Records from a dataset
-.-.-
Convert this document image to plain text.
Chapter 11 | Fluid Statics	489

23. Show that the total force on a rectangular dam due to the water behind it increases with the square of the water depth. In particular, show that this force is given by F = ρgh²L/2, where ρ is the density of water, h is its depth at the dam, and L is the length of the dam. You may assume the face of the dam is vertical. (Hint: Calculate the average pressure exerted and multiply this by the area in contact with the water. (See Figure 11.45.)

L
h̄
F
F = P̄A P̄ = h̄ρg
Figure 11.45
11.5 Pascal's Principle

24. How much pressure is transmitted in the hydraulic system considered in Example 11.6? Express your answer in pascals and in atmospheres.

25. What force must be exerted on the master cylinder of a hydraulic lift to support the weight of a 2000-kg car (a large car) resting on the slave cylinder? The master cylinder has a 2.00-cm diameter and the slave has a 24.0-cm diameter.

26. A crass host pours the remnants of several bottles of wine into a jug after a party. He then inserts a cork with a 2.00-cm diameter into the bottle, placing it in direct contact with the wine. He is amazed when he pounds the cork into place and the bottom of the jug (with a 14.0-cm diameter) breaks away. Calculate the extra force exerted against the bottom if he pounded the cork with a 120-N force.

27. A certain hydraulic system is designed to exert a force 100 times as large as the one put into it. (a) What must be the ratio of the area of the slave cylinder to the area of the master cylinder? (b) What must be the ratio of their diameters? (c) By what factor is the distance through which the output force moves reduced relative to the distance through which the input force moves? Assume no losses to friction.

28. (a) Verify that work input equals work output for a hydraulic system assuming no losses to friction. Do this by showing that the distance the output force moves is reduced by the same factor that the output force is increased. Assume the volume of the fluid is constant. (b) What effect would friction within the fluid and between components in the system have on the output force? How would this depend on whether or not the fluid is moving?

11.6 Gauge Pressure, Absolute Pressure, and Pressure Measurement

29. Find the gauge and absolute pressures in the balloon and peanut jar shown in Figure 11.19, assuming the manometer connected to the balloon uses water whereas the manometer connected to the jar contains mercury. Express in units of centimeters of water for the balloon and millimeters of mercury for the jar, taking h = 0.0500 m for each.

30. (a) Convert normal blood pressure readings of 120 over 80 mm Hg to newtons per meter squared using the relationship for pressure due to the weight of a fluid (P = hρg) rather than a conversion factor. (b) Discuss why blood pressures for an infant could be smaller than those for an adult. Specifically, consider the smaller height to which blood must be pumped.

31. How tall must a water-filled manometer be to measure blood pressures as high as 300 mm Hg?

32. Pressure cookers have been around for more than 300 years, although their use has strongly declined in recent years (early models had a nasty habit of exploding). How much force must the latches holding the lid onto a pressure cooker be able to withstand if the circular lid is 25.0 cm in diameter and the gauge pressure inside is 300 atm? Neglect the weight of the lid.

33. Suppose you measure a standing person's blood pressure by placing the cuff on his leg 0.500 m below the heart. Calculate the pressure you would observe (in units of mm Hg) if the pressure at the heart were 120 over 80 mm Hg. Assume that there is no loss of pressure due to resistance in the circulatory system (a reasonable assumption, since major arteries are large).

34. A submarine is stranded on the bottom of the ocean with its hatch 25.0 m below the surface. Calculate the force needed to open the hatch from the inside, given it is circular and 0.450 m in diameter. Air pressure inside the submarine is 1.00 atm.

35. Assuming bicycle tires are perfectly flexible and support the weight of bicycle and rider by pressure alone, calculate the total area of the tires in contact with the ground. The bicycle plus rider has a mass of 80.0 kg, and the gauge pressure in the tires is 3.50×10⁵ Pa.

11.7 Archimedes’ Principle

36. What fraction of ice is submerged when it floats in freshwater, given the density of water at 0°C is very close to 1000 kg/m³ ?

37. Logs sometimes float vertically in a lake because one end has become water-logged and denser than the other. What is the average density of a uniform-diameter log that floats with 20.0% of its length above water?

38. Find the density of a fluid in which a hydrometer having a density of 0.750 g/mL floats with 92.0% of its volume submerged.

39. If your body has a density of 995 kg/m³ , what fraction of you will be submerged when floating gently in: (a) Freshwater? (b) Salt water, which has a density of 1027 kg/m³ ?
-.-.-
• INSTRUCTIONS TO FOLLOW
Where a line of the material above holds the string "weight", copy that line.

• WRITTEN SOLUTION
25. What force must be exerted on the master cylinder of a hydraulic lift to support the weight of a 2000-kg car (a large car) resting on the slave cylinder? The master cylinder has a 2.00-cm diameter and the slave has a 24.0-cm diameter.
30. (a) Convert normal blood pressure readings of 120 over 80 mm Hg to newtons per meter squared using the relationship for pressure due to the weight of a fluid (P = hρg) rather than a conversion factor. (b) Discuss why blood pressures for an infant could be smaller than those for an adult. Specifically, consider the smaller height to which blood must be pumped.
32. Pressure cookers have been around for more than 300 years, although their use has strongly declined in recent years (early models had a nasty habit of exploding). How much force must the latches holding the lid onto a pressure cooker be able to withstand if the circular lid is 25.0 cm in diameter and the gauge pressure inside is 300 atm? Neglect the weight of the lid.
35. Assuming bicycle tires are perfectly flexible and support the weight of bicycle and rider by pressure alone, calculate the total area of the tires in contact with the ground. The bicycle plus rider has a mass of 80.0 kg, and the gauge pressure in the tires is 3.50×10⁵ Pa.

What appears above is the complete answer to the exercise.